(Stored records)

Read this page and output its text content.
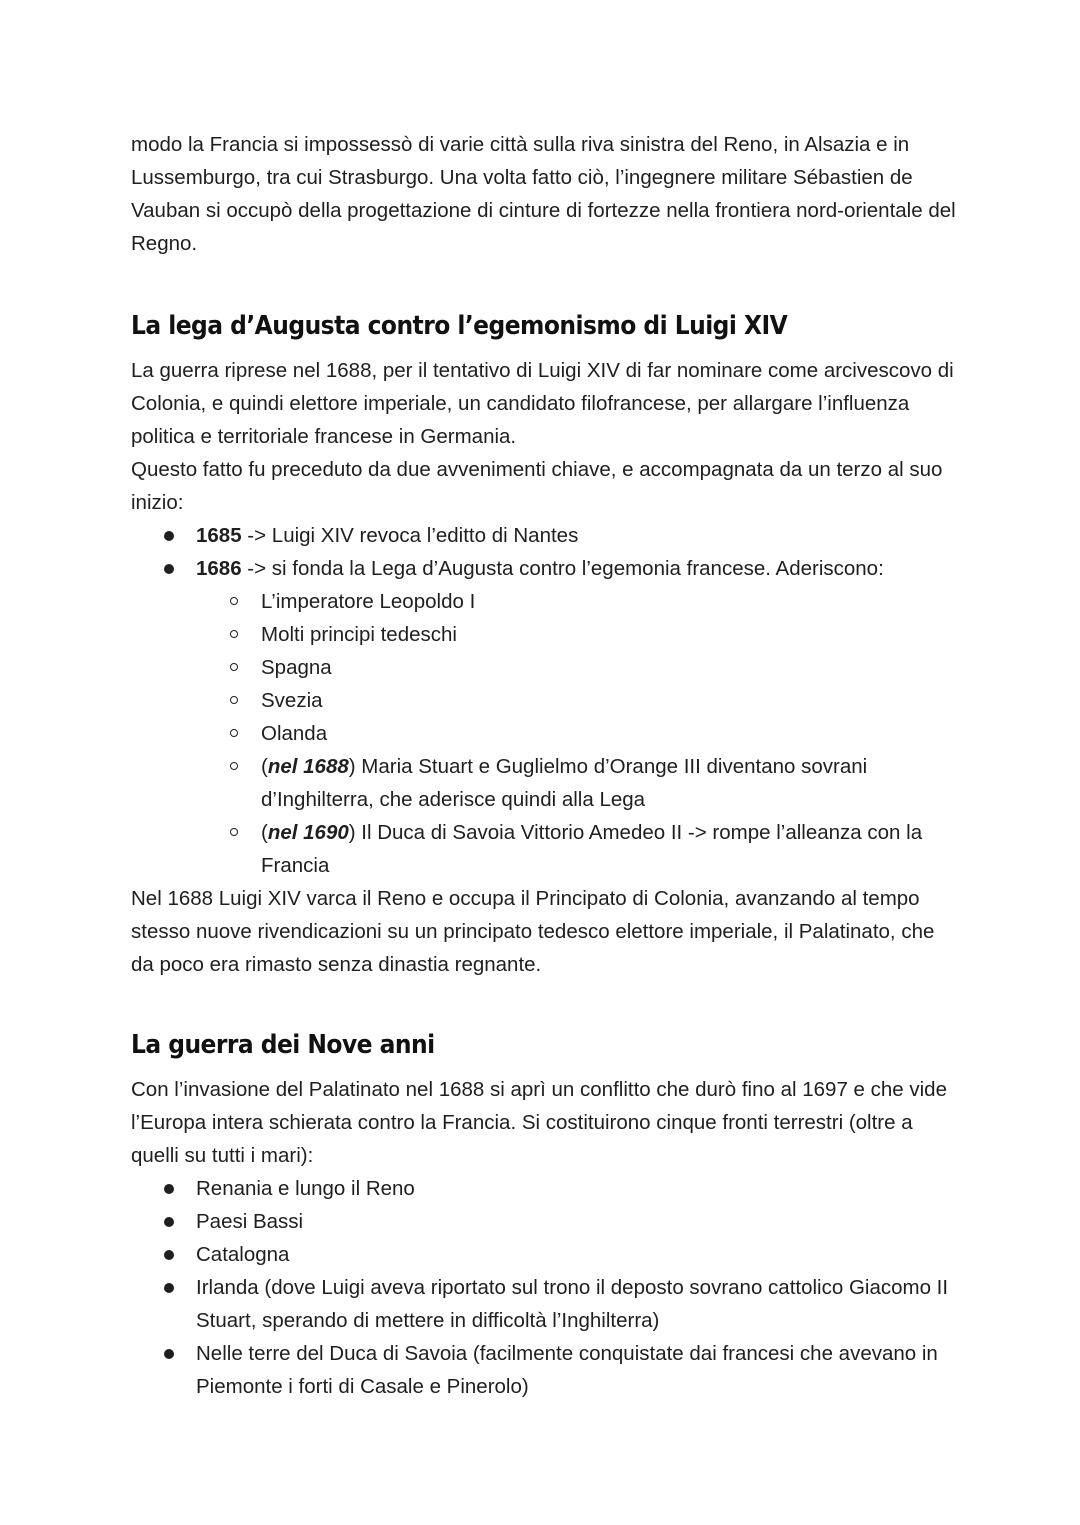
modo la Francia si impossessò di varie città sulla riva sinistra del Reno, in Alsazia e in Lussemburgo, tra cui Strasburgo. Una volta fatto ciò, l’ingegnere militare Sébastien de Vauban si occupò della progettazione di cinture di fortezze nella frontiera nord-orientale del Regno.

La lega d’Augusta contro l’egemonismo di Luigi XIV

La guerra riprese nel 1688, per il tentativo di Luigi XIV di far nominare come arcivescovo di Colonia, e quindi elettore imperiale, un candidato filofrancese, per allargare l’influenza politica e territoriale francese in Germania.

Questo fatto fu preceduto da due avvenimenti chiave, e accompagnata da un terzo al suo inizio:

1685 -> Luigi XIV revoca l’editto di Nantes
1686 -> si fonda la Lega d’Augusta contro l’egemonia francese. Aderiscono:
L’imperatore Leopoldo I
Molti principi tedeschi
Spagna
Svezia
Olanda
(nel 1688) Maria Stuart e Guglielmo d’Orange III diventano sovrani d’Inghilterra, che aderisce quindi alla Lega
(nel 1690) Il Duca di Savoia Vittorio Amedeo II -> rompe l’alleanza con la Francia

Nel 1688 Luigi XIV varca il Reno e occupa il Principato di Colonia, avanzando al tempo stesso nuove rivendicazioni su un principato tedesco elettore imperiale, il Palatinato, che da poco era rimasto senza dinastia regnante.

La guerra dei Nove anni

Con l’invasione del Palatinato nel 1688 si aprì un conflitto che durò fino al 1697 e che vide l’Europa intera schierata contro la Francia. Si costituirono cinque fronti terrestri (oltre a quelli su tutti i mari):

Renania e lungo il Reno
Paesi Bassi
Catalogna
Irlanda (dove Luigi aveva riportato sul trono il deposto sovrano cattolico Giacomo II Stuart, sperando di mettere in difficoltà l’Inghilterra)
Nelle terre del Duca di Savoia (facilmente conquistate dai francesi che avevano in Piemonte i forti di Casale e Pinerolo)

---

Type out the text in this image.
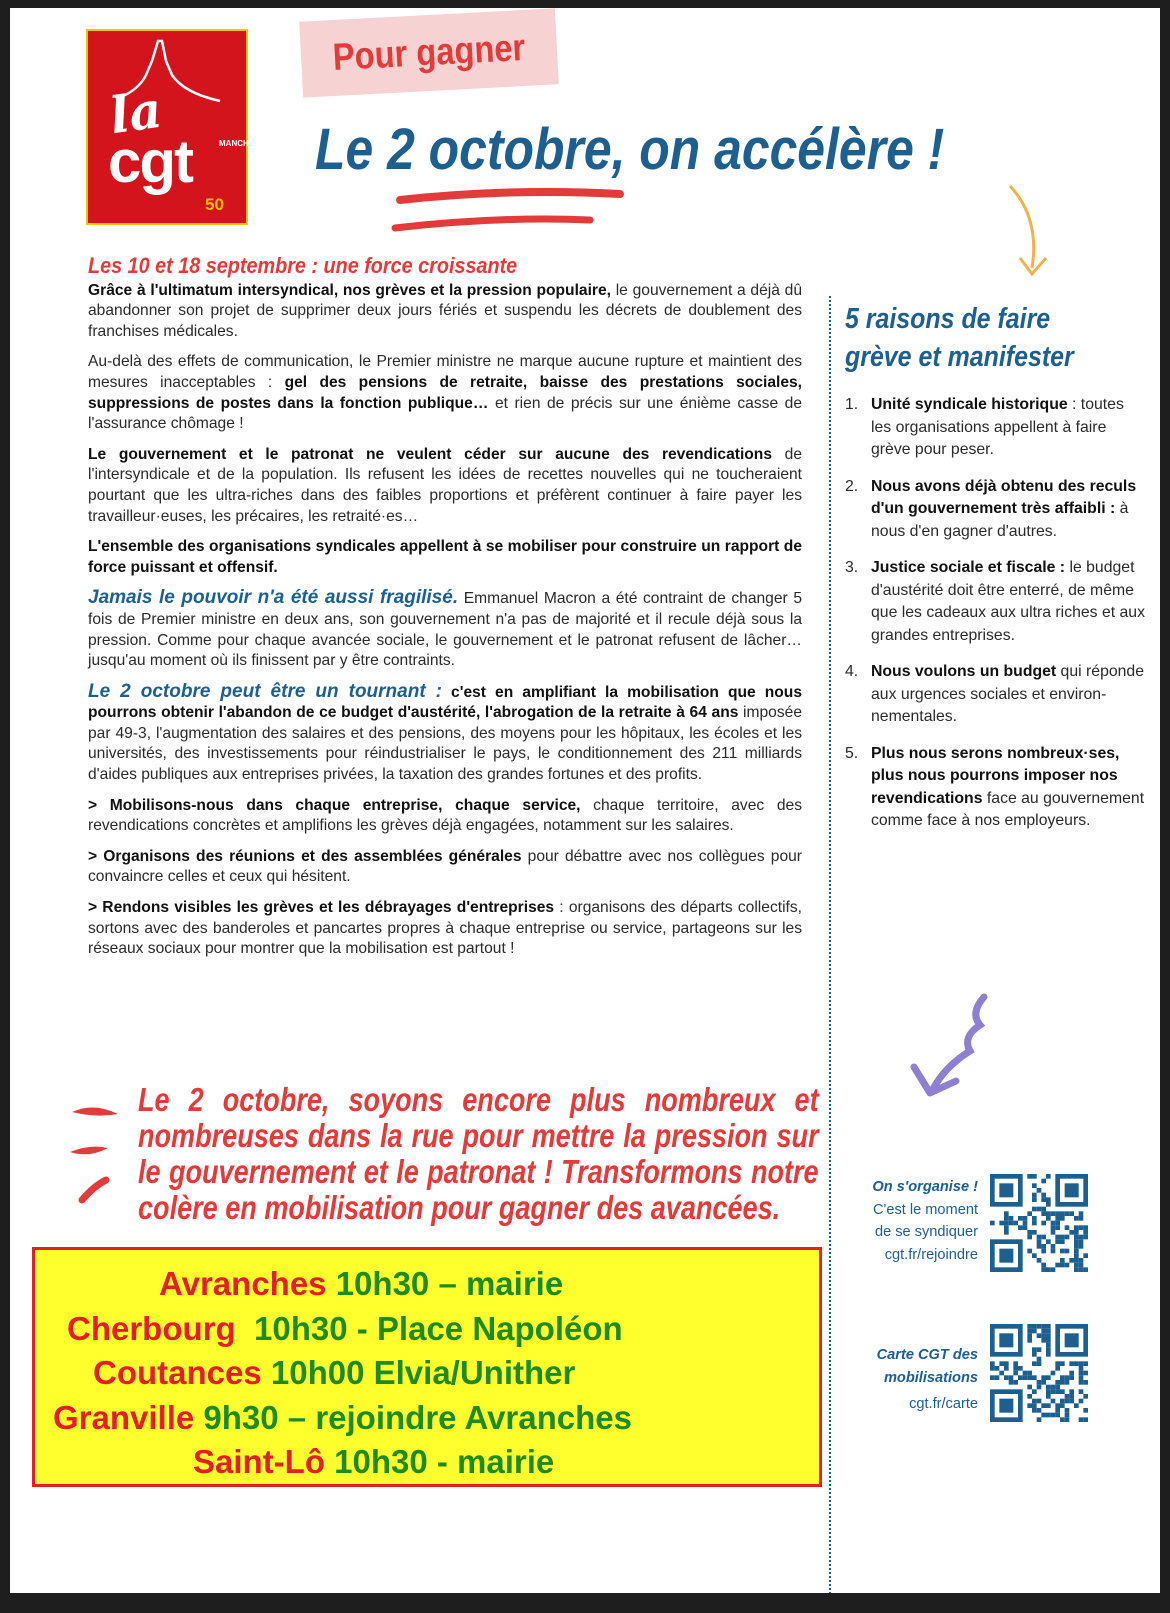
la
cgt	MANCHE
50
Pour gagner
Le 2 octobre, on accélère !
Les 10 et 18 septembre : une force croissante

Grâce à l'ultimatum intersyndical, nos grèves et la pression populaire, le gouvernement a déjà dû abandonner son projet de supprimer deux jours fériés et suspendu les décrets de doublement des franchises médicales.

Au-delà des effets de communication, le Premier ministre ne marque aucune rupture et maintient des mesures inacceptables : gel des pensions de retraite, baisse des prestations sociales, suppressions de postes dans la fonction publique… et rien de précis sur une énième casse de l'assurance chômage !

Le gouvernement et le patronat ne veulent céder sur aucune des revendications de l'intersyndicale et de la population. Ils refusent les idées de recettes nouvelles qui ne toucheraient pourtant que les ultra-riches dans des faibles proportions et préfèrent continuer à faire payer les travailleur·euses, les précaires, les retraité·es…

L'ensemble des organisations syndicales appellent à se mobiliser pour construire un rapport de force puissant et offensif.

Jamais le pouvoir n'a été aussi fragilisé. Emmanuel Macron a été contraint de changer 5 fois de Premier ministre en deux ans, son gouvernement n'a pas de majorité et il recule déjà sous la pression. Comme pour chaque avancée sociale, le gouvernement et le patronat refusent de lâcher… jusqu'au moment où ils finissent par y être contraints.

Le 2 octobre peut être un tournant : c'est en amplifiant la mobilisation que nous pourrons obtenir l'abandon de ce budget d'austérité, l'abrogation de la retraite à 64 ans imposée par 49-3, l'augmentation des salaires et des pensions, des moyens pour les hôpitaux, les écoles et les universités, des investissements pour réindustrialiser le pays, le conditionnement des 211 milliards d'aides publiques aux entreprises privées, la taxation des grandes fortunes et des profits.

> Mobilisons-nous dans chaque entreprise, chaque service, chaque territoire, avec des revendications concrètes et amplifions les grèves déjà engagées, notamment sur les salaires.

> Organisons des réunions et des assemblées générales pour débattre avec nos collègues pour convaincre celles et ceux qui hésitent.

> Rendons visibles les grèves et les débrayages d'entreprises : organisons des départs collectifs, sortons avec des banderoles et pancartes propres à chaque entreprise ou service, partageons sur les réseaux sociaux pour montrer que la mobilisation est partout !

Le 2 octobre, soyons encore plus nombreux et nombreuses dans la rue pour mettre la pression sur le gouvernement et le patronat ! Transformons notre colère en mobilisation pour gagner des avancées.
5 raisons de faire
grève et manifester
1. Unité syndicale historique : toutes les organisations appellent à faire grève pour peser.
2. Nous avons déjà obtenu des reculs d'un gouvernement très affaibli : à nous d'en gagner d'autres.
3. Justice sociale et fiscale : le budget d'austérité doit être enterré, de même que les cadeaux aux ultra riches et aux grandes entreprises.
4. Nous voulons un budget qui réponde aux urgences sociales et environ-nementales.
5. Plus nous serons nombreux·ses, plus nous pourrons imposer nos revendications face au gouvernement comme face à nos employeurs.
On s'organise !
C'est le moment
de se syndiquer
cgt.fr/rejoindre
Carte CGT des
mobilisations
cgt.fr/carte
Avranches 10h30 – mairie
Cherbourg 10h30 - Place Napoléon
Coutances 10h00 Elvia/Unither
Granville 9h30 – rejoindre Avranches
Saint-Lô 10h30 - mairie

▶ Directive
Give only the number of lines in the entries that contain "rejoindre".

▶ Result for this task
2